*DO THIS:*
Give the number of lines in the listing below that include the word "varianza", with nothing more.

*EXTRACTED ENTRIES:*
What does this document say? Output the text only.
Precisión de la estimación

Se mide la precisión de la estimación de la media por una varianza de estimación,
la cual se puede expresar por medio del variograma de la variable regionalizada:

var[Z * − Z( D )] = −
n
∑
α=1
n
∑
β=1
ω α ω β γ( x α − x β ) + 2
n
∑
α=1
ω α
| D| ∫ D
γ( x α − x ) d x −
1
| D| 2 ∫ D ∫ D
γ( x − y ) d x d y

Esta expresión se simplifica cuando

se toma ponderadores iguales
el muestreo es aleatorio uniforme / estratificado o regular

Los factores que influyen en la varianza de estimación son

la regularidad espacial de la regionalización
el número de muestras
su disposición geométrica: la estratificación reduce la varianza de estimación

==

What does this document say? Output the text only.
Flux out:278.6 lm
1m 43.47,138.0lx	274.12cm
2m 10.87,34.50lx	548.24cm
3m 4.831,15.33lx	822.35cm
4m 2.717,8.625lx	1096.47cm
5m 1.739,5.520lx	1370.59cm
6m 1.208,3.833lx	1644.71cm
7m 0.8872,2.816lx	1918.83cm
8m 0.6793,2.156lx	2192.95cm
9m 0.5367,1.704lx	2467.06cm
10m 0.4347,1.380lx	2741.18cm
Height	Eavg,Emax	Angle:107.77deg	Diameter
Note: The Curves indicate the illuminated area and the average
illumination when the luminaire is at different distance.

---

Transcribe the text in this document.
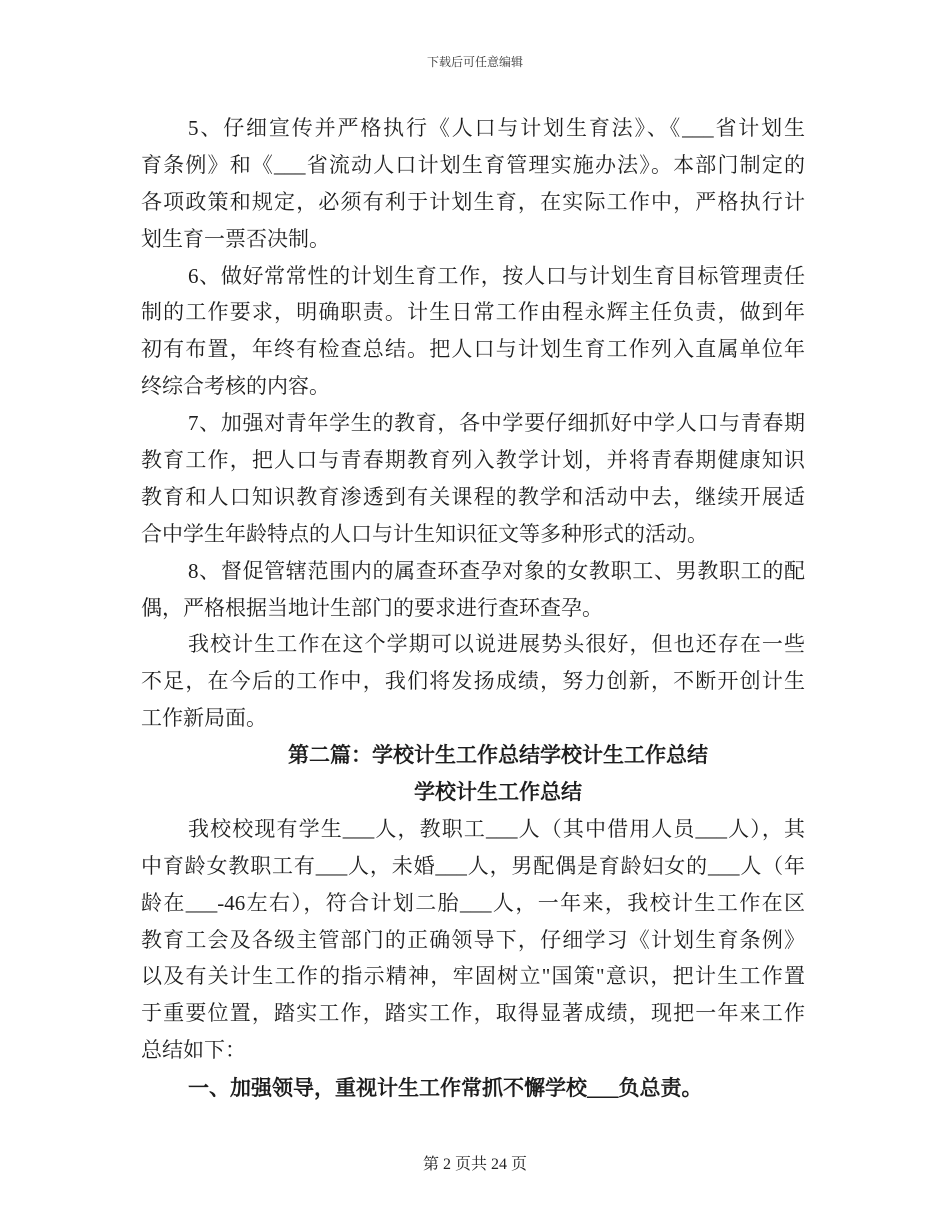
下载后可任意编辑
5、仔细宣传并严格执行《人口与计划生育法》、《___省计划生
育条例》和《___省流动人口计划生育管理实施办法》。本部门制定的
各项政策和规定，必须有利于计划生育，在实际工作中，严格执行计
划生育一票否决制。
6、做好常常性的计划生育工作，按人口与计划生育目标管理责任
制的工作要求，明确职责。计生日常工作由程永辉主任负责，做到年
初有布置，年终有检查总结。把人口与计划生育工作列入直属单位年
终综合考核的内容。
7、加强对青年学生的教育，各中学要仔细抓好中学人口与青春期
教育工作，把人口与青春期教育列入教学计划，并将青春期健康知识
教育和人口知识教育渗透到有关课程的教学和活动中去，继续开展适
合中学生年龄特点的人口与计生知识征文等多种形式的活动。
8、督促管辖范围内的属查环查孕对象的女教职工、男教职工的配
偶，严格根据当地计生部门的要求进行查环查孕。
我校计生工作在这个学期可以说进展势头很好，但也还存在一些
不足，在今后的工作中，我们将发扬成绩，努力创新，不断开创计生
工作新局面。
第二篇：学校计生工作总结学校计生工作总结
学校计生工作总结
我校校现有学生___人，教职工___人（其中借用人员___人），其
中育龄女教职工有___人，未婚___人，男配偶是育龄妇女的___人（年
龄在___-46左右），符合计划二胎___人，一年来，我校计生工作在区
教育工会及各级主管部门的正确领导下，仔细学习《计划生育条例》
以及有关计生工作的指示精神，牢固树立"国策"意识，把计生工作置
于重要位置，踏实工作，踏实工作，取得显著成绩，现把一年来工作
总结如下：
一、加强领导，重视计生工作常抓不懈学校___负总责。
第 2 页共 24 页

*OUTPUT:*
3